[Excerpt from a dataset]
□ □ □
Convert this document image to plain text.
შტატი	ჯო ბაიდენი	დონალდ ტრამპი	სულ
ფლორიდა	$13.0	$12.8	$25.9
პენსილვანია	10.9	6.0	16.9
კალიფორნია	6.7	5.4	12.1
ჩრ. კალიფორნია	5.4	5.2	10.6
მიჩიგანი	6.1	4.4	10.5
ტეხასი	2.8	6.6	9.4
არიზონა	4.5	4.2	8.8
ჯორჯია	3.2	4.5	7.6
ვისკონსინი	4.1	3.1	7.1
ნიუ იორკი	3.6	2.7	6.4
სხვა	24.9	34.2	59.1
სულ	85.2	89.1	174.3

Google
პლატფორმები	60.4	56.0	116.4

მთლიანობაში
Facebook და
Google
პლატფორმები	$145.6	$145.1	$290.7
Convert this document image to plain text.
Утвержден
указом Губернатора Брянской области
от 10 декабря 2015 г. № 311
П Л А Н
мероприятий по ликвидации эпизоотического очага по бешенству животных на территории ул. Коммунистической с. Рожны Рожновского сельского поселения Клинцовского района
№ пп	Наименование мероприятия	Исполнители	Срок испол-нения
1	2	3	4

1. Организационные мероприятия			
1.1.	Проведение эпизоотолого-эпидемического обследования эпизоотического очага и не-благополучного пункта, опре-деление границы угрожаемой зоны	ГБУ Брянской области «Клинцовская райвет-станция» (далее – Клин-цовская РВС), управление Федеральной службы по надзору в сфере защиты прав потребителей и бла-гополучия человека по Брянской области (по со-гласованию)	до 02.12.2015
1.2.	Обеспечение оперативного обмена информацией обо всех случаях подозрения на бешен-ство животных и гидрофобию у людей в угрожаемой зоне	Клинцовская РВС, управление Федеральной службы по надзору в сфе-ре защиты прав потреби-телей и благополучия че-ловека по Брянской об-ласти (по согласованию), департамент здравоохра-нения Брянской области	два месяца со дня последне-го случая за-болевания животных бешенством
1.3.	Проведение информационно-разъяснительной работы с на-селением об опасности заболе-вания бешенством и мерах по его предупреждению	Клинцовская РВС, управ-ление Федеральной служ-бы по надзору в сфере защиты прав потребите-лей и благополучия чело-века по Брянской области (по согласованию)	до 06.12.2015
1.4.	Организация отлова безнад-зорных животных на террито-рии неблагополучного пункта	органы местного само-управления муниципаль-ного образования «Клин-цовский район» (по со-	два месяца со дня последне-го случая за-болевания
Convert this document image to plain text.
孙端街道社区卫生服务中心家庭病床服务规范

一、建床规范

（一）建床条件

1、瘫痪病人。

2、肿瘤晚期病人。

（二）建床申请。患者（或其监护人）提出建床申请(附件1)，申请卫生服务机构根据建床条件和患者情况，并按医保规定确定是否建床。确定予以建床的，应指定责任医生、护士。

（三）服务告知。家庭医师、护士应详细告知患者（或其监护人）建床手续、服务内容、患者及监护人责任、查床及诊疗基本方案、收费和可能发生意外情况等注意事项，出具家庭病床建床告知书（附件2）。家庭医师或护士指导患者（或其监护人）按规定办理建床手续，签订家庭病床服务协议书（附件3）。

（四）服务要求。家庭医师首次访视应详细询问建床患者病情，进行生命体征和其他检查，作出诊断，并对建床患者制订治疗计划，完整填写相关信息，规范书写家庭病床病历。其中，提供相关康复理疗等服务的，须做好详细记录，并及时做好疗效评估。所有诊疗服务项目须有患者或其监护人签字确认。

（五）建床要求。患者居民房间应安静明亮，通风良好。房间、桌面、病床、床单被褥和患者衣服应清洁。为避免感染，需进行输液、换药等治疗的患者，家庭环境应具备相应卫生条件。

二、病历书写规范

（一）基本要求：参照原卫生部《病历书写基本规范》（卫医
□ □ □
### EXERCISE BRIEF
Return the whole listing exactly, with every line included.

### IN RESPONSE
Convert this document image to plain text.
შტატი	ჯო ბაიდენი	დონალდ ტრამპი	სულ
ფლორიდა	$13.0	$12.8	$25.9
პენსილვანია	10.9	6.0	16.9
კალიფორნია	6.7	5.4	12.1
ჩრ. კალიფორნია	5.4	5.2	10.6
მიჩიგანი	6.1	4.4	10.5
ტეხასი	2.8	6.6	9.4
არიზონა	4.5	4.2	8.8
ჯორჯია	3.2	4.5	7.6
ვისკონსინი	4.1	3.1	7.1
ნიუ იორკი	3.6	2.7	6.4
სხვა	24.9	34.2	59.1
სულ	85.2	89.1	174.3

Google
პლატფორმები	60.4	56.0	116.4

მთლიანობაში
Facebook და
Google
პლატფორმები	$145.6	$145.1	$290.7
Convert this document image to plain text.
Утвержден
указом Губернатора Брянской области
от 10 декабря 2015 г. № 311
П Л А Н
мероприятий по ликвидации эпизоотического очага по бешенству животных на территории ул. Коммунистической с. Рожны Рожновского сельского поселения Клинцовского района
№ пп	Наименование мероприятия	Исполнители	Срок испол-нения
1	2	3	4

1. Организационные мероприятия			
1.1.	Проведение эпизоотолого-эпидемического обследования эпизоотического очага и не-благополучного пункта, опре-деление границы угрожаемой зоны	ГБУ Брянской области «Клинцовская райвет-станция» (далее – Клин-цовская РВС), управление Федеральной службы по надзору в сфере защиты прав потребителей и бла-гополучия человека по Брянской области (по со-гласованию)	до 02.12.2015
1.2.	Обеспечение оперативного обмена информацией обо всех случаях подозрения на бешен-ство животных и гидрофобию у людей в угрожаемой зоне	Клинцовская РВС, управление Федеральной службы по надзору в сфе-ре защиты прав потреби-телей и благополучия че-ловека по Брянской об-ласти (по согласованию), департамент здравоохра-нения Брянской области	два месяца со дня последне-го случая за-болевания животных бешенством
1.3.	Проведение информационно-разъяснительной работы с на-селением об опасности заболе-вания бешенством и мерах по его предупреждению	Клинцовская РВС, управ-ление Федеральной служ-бы по надзору в сфере защиты прав потребите-лей и благополучия чело-века по Брянской области (по согласованию)	до 06.12.2015
1.4.	Организация отлова безнад-зорных животных на террито-рии неблагополучного пункта	органы местного само-управления муниципаль-ного образования «Клин-цовский район» (по со-	два месяца со дня последне-го случая за-болевания
Convert this document image to plain text.
孙端街道社区卫生服务中心家庭病床服务规范

一、建床规范

（一）建床条件

1、瘫痪病人。

2、肿瘤晚期病人。

（二）建床申请。患者（或其监护人）提出建床申请(附件1)，申请卫生服务机构根据建床条件和患者情况，并按医保规定确定是否建床。确定予以建床的，应指定责任医生、护士。

（三）服务告知。家庭医师、护士应详细告知患者（或其监护人）建床手续、服务内容、患者及监护人责任、查床及诊疗基本方案、收费和可能发生意外情况等注意事项，出具家庭病床建床告知书（附件2）。家庭医师或护士指导患者（或其监护人）按规定办理建床手续，签订家庭病床服务协议书（附件3）。

（四）服务要求。家庭医师首次访视应详细询问建床患者病情，进行生命体征和其他检查，作出诊断，并对建床患者制订治疗计划，完整填写相关信息，规范书写家庭病床病历。其中，提供相关康复理疗等服务的，须做好详细记录，并及时做好疗效评估。所有诊疗服务项目须有患者或其监护人签字确认。

（五）建床要求。患者居民房间应安静明亮，通风良好。房间、桌面、病床、床单被褥和患者衣服应清洁。为避免感染，需进行输液、换药等治疗的患者，家庭环境应具备相应卫生条件。

二、病历书写规范

（一）基本要求：参照原卫生部《病历书写基本规范》（卫医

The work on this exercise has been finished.